Nothing but the records, transcribed verbatim and stripped of images, should appear in the answer.

╭─ Source information

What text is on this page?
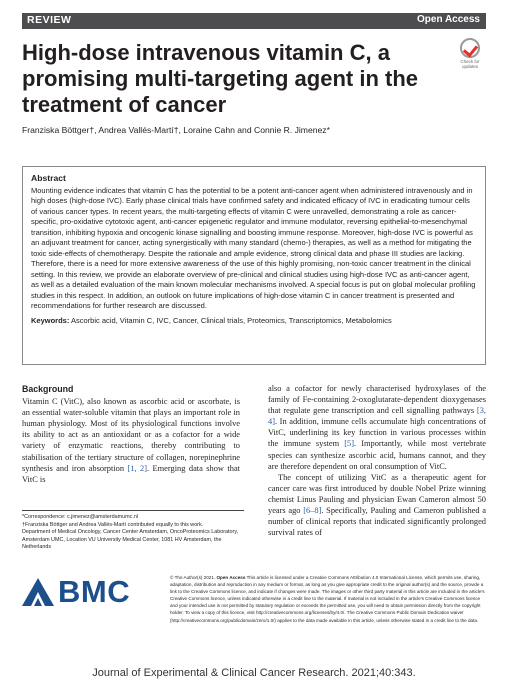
REVIEW	Open Access
High-dose intravenous vitamin C, a promising multi-targeting agent in the treatment of cancer
Check for
updates
Franziska Böttger†, Andrea Vallés-Martí†, Loraine Cahn and Connie R. Jimenez*
Abstract
Mounting evidence indicates that vitamin C has the potential to be a potent anti-cancer agent when administered intravenously and in high doses (high-dose IVC). Early phase clinical trials have confirmed safety and indicated efficacy of IVC in eradicating tumour cells of various cancer types. In recent years, the multi-targeting effects of vitamin C were unravelled, demonstrating a role as cancer-specific, pro-oxidative cytotoxic agent, anti-cancer epigenetic regulator and immune modulator, reversing epithelial-to-mesenchymal transition, inhibiting hypoxia and oncogenic kinase signalling and boosting immune response. Moreover, high-dose IVC is powerful as an adjuvant treatment for cancer, acting synergistically with many standard (chemo-) therapies, as well as a method for mitigating the toxic side-effects of chemotherapy. Despite the rationale and ample evidence, strong clinical data and phase III studies are lacking. Therefore, there is a need for more extensive awareness of the use of this highly promising, non-toxic cancer treatment in the clinical setting. In this review, we provide an elaborate overview of pre-clinical and clinical studies using high-dose IVC as anti-cancer agent, as well as a detailed evaluation of the main known molecular mechanisms involved. A special focus is put on global molecular profiling studies in this respect. In addition, an outlook on future implications of high-dose vitamin C in cancer treatment is presented and recommendations for further research are discussed.
Keywords: Ascorbic acid, Vitamin C, IVC, Cancer, Clinical trials, Proteomics, Transcriptomics, Metabolomics
Background

Vitamin C (VitC), also known as ascorbic acid or ascorbate, is an essential water-soluble vitamin that plays an important role in human physiology. Most of its physiological functions involve its ability to act as an antioxidant or as a cofactor for a wide variety of enzymatic reactions, thereby contributing to stabilisation of the tertiary structure of collagen, norepinephrine synthesis and iron absorption [1, 2]. Emerging data show that VitC is

also a cofactor for newly characterised hydroxylases of the family of Fe-containing 2-oxoglutarate-dependent dioxygenases that regulate gene transcription and cell signalling pathways [3, 4]. In addition, immune cells accumulate high concentrations of VitC, underlining its key function in various processes within the immune system [5]. Importantly, while most vertebrate species can synthesize ascorbic acid, humans cannot, and they are therefore dependent on oral consumption of VitC.

The concept of utilizing VitC as a therapeutic agent for cancer care was first introduced by double Nobel Prize winning chemist Linus Pauling and physician Ewan Cameron almost 50 years ago [6–8]. Specifically, Pauling and Cameron published a number of clinical reports that indicated significantly prolonged survival rates of

*Correspondence: c.jimenez@amsterdamumc.nl
†Franziska Böttger and Andrea Vallés-Martí contributed equally to this work.
Department of Medical Oncology, Cancer Center Amsterdam, OncoProteomics Laboratory, Amsterdam UMC, Location VU University Medical Center, 1081 HV Amsterdam, the Netherlands
BMC	© The Author(s) 2021. Open Access This article is licensed under a Creative Commons Attribution 4.0 International License, which permits use, sharing, adaptation, distribution and reproduction in any medium or format, as long as you give appropriate credit to the original author(s) and the source, provide a link to the Creative Commons licence, and indicate if changes were made. The images or other third party material in this article are included in the article's Creative Commons licence, unless indicated otherwise in a credit line to the material. If material is not included in the article's Creative Commons licence and your intended use is not permitted by statutory regulation or exceeds the permitted use, you will need to obtain permission directly from the copyright holder. To view a copy of this licence, visit http://creativecommons.org/licenses/by/4.0/. The Creative Commons Public Domain Dedication waiver (http://creativecommons.org/publicdomain/zero/1.0/) applies to the data made available in this article, unless otherwise stated in a credit line to the data.
Journal of Experimental & Clinical Cancer Research. 2021;40:343.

╰─

> [Exercise response]:
What text is on this page?
REVIEW	Open Access
High-dose intravenous vitamin C, a promising multi-targeting agent in the treatment of cancer
Check for
updates
Franziska Böttger†, Andrea Vallés-Martí†, Loraine Cahn and Connie R. Jimenez*
Abstract
Mounting evidence indicates that vitamin C has the potential to be a potent anti-cancer agent when administered intravenously and in high doses (high-dose IVC). Early phase clinical trials have confirmed safety and indicated efficacy of IVC in eradicating tumour cells of various cancer types. In recent years, the multi-targeting effects of vitamin C were unravelled, demonstrating a role as cancer-specific, pro-oxidative cytotoxic agent, anti-cancer epigenetic regulator and immune modulator, reversing epithelial-to-mesenchymal transition, inhibiting hypoxia and oncogenic kinase signalling and boosting immune response. Moreover, high-dose IVC is powerful as an adjuvant treatment for cancer, acting synergistically with many standard (chemo-) therapies, as well as a method for mitigating the toxic side-effects of chemotherapy. Despite the rationale and ample evidence, strong clinical data and phase III studies are lacking. Therefore, there is a need for more extensive awareness of the use of this highly promising, non-toxic cancer treatment in the clinical setting. In this review, we provide an elaborate overview of pre-clinical and clinical studies using high-dose IVC as anti-cancer agent, as well as a detailed evaluation of the main known molecular mechanisms involved. A special focus is put on global molecular profiling studies in this respect. In addition, an outlook on future implications of high-dose vitamin C in cancer treatment is presented and recommendations for further research are discussed.
Keywords: Ascorbic acid, Vitamin C, IVC, Cancer, Clinical trials, Proteomics, Transcriptomics, Metabolomics
Background

Vitamin C (VitC), also known as ascorbic acid or ascorbate, is an essential water-soluble vitamin that plays an important role in human physiology. Most of its physiological functions involve its ability to act as an antioxidant or as a cofactor for a wide variety of enzymatic reactions, thereby contributing to stabilisation of the tertiary structure of collagen, norepinephrine synthesis and iron absorption [1, 2]. Emerging data show that VitC is

also a cofactor for newly characterised hydroxylases of the family of Fe-containing 2-oxoglutarate-dependent dioxygenases that regulate gene transcription and cell signalling pathways [3, 4]. In addition, immune cells accumulate high concentrations of VitC, underlining its key function in various processes within the immune system [5]. Importantly, while most vertebrate species can synthesize ascorbic acid, humans cannot, and they are therefore dependent on oral consumption of VitC.

The concept of utilizing VitC as a therapeutic agent for cancer care was first introduced by double Nobel Prize winning chemist Linus Pauling and physician Ewan Cameron almost 50 years ago [6–8]. Specifically, Pauling and Cameron published a number of clinical reports that indicated significantly prolonged survival rates of

*Correspondence: c.jimenez@amsterdamumc.nl
†Franziska Böttger and Andrea Vallés-Martí contributed equally to this work.
Department of Medical Oncology, Cancer Center Amsterdam, OncoProteomics Laboratory, Amsterdam UMC, Location VU University Medical Center, 1081 HV Amsterdam, the Netherlands
BMC	© The Author(s) 2021. Open Access This article is licensed under a Creative Commons Attribution 4.0 International License, which permits use, sharing, adaptation, distribution and reproduction in any medium or format, as long as you give appropriate credit to the original author(s) and the source, provide a link to the Creative Commons licence, and indicate if changes were made. The images or other third party material in this article are included in the article's Creative Commons licence, unless indicated otherwise in a credit line to the material. If material is not included in the article's Creative Commons licence and your intended use is not permitted by statutory regulation or exceeds the permitted use, you will need to obtain permission directly from the copyright holder. To view a copy of this licence, visit http://creativecommons.org/licenses/by/4.0/. The Creative Commons Public Domain Dedication waiver (http://creativecommons.org/publicdomain/zero/1.0/) applies to the data made available in this article, unless otherwise stated in a credit line to the data.
Journal of Experimental & Clinical Cancer Research. 2021;40:343.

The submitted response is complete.